:: EXERCISE INSTRUCTIONS ::
Answer with a single number: the count of lines that include the string "source".

>> Start

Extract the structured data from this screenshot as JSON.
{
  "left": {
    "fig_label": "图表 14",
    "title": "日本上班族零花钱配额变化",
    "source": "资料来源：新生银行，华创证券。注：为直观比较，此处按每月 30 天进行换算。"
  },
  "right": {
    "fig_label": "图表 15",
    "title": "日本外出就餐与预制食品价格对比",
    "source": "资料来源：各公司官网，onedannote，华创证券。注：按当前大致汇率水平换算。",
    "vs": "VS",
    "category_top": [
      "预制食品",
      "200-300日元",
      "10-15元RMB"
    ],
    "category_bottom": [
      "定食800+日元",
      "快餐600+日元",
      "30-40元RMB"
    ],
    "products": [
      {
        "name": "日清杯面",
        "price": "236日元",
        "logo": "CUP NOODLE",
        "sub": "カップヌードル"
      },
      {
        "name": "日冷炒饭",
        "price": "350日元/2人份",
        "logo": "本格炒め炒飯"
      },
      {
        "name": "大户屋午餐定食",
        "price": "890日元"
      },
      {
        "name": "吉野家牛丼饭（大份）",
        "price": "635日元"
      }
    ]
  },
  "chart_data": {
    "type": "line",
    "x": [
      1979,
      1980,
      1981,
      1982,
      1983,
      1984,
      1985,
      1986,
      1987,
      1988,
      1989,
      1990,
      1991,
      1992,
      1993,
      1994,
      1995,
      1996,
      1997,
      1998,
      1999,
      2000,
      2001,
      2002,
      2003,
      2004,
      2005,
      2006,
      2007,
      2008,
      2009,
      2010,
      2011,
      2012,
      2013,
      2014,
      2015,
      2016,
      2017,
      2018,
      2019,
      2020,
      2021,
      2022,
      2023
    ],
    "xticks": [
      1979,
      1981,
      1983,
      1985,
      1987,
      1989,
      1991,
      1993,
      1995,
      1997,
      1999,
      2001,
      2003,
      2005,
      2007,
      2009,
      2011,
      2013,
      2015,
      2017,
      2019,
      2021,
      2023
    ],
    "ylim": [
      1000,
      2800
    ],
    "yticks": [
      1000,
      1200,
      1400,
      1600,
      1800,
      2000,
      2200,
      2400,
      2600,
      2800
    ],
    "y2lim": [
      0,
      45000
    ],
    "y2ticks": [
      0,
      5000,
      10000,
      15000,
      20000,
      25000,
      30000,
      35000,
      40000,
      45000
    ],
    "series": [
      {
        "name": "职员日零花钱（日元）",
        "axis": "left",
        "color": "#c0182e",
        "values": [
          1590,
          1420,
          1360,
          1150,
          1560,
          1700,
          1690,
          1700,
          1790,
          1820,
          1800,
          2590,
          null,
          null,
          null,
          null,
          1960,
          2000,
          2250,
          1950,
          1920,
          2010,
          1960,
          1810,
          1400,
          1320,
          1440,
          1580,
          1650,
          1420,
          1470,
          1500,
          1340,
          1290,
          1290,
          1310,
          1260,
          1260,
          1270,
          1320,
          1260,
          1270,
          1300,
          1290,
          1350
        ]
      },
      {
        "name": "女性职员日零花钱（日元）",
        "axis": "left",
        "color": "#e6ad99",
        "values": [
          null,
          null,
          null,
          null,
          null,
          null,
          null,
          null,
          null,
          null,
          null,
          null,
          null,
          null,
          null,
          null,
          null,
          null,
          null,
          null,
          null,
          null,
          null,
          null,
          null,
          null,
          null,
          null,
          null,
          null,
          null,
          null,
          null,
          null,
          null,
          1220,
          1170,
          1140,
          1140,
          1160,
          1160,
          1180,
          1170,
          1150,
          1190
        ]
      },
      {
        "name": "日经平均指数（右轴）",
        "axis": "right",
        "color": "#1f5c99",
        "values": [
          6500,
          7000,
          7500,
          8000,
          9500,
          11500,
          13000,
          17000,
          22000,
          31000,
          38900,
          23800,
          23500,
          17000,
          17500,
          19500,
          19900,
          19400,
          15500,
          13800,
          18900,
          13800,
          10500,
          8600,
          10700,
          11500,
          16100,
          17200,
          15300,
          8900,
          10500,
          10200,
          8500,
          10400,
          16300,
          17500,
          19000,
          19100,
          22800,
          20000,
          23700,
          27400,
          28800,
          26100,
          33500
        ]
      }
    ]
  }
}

>> End

:: CORRECT OUTPUT ::
2